(Data records)
--------

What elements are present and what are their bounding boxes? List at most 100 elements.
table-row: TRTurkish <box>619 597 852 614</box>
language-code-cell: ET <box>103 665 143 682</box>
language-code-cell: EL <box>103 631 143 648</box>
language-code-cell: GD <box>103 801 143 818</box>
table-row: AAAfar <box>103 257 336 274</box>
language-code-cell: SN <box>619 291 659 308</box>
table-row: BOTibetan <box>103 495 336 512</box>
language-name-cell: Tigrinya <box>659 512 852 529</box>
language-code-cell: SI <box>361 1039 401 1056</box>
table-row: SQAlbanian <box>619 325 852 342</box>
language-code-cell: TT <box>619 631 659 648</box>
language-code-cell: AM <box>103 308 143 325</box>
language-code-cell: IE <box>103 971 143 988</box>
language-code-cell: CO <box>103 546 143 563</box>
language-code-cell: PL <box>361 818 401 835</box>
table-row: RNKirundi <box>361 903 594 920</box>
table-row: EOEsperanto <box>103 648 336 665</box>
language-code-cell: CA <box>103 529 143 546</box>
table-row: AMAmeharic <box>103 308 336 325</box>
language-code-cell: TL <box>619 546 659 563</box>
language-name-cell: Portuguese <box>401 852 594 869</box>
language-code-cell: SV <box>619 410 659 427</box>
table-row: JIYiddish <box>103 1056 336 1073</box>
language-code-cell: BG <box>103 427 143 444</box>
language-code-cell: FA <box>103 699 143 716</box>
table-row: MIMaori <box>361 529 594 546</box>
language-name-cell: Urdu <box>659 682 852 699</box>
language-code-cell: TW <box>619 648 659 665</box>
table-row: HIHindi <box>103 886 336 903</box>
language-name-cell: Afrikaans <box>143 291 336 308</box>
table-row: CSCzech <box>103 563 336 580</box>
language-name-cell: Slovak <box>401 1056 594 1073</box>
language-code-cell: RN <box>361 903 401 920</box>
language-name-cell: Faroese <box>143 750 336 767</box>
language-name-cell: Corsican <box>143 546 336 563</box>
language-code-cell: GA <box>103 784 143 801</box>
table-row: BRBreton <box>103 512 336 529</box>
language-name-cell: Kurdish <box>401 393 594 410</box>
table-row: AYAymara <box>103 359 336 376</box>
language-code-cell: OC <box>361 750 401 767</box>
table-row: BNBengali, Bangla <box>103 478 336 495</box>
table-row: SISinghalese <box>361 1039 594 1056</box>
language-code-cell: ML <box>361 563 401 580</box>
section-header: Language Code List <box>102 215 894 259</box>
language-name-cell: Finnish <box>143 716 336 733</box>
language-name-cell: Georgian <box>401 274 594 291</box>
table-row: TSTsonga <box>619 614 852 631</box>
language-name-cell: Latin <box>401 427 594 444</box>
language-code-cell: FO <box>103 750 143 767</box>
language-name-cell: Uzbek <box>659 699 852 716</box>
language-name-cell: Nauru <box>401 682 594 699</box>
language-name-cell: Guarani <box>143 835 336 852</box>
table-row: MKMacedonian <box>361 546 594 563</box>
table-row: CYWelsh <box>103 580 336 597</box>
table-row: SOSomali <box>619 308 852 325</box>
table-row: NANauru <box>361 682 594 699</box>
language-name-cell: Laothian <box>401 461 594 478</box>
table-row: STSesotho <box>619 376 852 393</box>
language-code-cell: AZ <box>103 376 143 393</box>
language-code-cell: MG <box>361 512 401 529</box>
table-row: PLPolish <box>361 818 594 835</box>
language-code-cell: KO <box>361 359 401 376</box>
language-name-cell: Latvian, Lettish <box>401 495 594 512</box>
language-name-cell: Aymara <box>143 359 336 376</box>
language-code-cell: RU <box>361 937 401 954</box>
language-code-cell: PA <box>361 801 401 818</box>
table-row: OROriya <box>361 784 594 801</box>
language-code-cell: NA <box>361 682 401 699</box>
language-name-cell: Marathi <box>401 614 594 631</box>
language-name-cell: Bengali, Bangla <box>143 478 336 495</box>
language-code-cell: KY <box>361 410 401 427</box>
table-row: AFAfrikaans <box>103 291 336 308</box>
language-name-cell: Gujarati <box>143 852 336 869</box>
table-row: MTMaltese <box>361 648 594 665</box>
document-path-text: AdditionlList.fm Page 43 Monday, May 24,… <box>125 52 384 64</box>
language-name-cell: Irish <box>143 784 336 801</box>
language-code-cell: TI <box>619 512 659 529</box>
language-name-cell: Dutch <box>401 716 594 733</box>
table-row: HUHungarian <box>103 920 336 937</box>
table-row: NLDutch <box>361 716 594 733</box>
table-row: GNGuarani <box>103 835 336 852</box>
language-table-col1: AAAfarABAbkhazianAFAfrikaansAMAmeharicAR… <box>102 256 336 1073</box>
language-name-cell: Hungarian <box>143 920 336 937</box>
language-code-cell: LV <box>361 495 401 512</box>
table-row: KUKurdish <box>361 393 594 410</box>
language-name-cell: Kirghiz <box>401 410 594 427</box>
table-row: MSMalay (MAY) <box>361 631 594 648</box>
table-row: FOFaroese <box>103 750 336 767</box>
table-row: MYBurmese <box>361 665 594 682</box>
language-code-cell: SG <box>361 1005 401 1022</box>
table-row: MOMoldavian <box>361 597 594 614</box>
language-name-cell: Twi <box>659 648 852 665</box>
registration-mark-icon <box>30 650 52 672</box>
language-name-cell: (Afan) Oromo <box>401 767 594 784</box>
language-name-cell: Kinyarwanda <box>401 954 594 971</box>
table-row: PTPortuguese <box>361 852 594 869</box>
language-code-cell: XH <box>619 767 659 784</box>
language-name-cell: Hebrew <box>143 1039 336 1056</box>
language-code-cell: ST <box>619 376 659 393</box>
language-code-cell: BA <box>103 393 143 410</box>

--------

### Task to complete
Please render every line of the data above as a numbered list, leaving out any blank lines.

### Task result
1. What elements are present and what are their bounding boxes? List at most 100 elements.
2. table-row: TRTurkish <box>619 597 852 614</box>
3. language-code-cell: ET <box>103 665 143 682</box>
4. language-code-cell: EL <box>103 631 143 648</box>
5. language-code-cell: GD <box>103 801 143 818</box>
6. table-row: AAAfar <box>103 257 336 274</box>
7. language-code-cell: SN <box>619 291 659 308</box>
8. table-row: BOTibetan <box>103 495 336 512</box>
9. language-name-cell: Tigrinya <box>659 512 852 529</box>
10. language-code-cell: SI <box>361 1039 401 1056</box>
11. table-row: SQAlbanian <box>619 325 852 342</box>
12. language-code-cell: TT <box>619 631 659 648</box>
13. language-code-cell: AM <box>103 308 143 325</box>
14. language-code-cell: IE <box>103 971 143 988</box>
15. language-code-cell: CO <box>103 546 143 563</box>
16. language-code-cell: PL <box>361 818 401 835</box>
17. table-row: RNKirundi <box>361 903 594 920</box>
18. table-row: EOEsperanto <box>103 648 336 665</box>
19. language-code-cell: CA <box>103 529 143 546</box>
20. table-row: AMAmeharic <box>103 308 336 325</box>
21. language-code-cell: TL <box>619 546 659 563</box>
22. language-name-cell: Portuguese <box>401 852 594 869</box>
23. language-code-cell: SV <box>619 410 659 427</box>
24. table-row: JIYiddish <box>103 1056 336 1073</box>
25. language-code-cell: BG <box>103 427 143 444</box>
26. language-code-cell: FA <box>103 699 143 716</box>
27. table-row: MIMaori <box>361 529 594 546</box>
28. language-name-cell: Urdu <box>659 682 852 699</box>
29. language-code-cell: TW <box>619 648 659 665</box>
30. table-row: HIHindi <box>103 886 336 903</box>
31. language-name-cell: Afrikaans <box>143 291 336 308</box>
32. table-row: CSCzech <box>103 563 336 580</box>
33. language-name-cell: Slovak <box>401 1056 594 1073</box>
34. language-code-cell: RN <box>361 903 401 920</box>
35. language-name-cell: Faroese <box>143 750 336 767</box>
36. language-name-cell: Corsican <box>143 546 336 563</box>
37. language-code-cell: GA <box>103 784 143 801</box>
38. table-row: BRBreton <box>103 512 336 529</box>
39. language-name-cell: Kurdish <box>401 393 594 410</box>
40. table-row: AYAymara <box>103 359 336 376</box>
41. language-code-cell: OC <box>361 750 401 767</box>
42. table-row: BNBengali, Bangla <box>103 478 336 495</box>
43. table-row: SISinghalese <box>361 1039 594 1056</box>
44. language-code-cell: ML <box>361 563 401 580</box>
45. section-header: Language Code List <box>102 215 894 259</box>
46. language-name-cell: Finnish <box>143 716 336 733</box>
47. language-name-cell: Georgian <box>401 274 594 291</box>
48. table-row: TSTsonga <box>619 614 852 631</box>
49. language-name-cell: Latin <box>401 427 594 444</box>
50. language-code-cell: FO <box>103 750 143 767</box>
51. language-name-cell: Uzbek <box>659 699 852 716</box>
52. language-name-cell: Nauru <box>401 682 594 699</box>
53. language-name-cell: Guarani <box>143 835 336 852</box>
54. table-row: MKMacedonian <box>361 546 594 563</box>
55. table-row: CYWelsh <box>103 580 336 597</box>
56. table-row: SOSomali <box>619 308 852 325</box>
57. table-row: NANauru <box>361 682 594 699</box>
58. language-name-cell: Laothian <box>401 461 594 478</box>
59. table-row: STSesotho <box>619 376 852 393</box>
60. language-code-cell: AZ <box>103 376 143 393</box>
61. language-code-cell: MG <box>361 512 401 529</box>
62. table-row: PLPolish <box>361 818 594 835</box>
63. language-code-cell: KO <box>361 359 401 376</box>
64. language-name-cell: Latvian, Lettish <box>401 495 594 512</box>
65. language-name-cell: Aymara <box>143 359 336 376</box>
66. language-code-cell: RU <box>361 937 401 954</box>
67. language-code-cell: PA <box>361 801 401 818</box>
68. table-row: OROriya <box>361 784 594 801</box>
69. language-code-cell: NA <box>361 682 401 699</box>
70. language-name-cell: Marathi <box>401 614 594 631</box>
71. language-name-cell: Bengali, Bangla <box>143 478 336 495</box>
72. language-code-cell: KY <box>361 410 401 427</box>
73. table-row: AFAfrikaans <box>103 291 336 308</box>
74. language-name-cell: Gujarati <box>143 852 336 869</box>
75. table-row: MTMaltese <box>361 648 594 665</box>
76. document-path-text: AdditionlList.fm Page 43 Monday, May 24,… <box>125 52 384 64</box>
77. language-name-cell: Irish <box>143 784 336 801</box>
78. language-code-cell: TI <box>619 512 659 529</box>
79. language-name-cell: Dutch <box>401 716 594 733</box>
80. table-row: HUHungarian <box>103 920 336 937</box>
81. table-row: NLDutch <box>361 716 594 733</box>
82. table-row: GNGuarani <box>103 835 336 852</box>
83. language-table-col1: AAAfarABAbkhazianAFAfrikaansAMAmeharicAR… <box>102 256 336 1073</box>
84. language-name-cell: Hungarian <box>143 920 336 937</box>
85. language-code-cell: LV <box>361 495 401 512</box>
86. table-row: KUKurdish <box>361 393 594 410</box>
87. language-name-cell: Kirghiz <box>401 410 594 427</box>
88. table-row: MSMalay (MAY) <box>361 631 594 648</box>
89. table-row: FOFaroese <box>103 750 336 767</box>
90. table-row: MYBurmese <box>361 665 594 682</box>
91. language-code-cell: SG <box>361 1005 401 1022</box>
92. table-row: MOMoldavian <box>361 597 594 614</box>
93. language-name-cell: Twi <box>659 648 852 665</box>
94. registration-mark-icon <box>30 650 52 672</box>
95. language-name-cell: (Afan) Oromo <box>401 767 594 784</box>
96. language-name-cell: Kinyarwanda <box>401 954 594 971</box>
97. table-row: PTPortuguese <box>361 852 594 869</box>
98. language-code-cell: XH <box>619 767 659 784</box>
99. language-name-cell: Hebrew <box>143 1039 336 1056</box>
100. language-code-cell: ST <box>619 376 659 393</box>
101. language-code-cell: BA <box>103 393 143 410</box>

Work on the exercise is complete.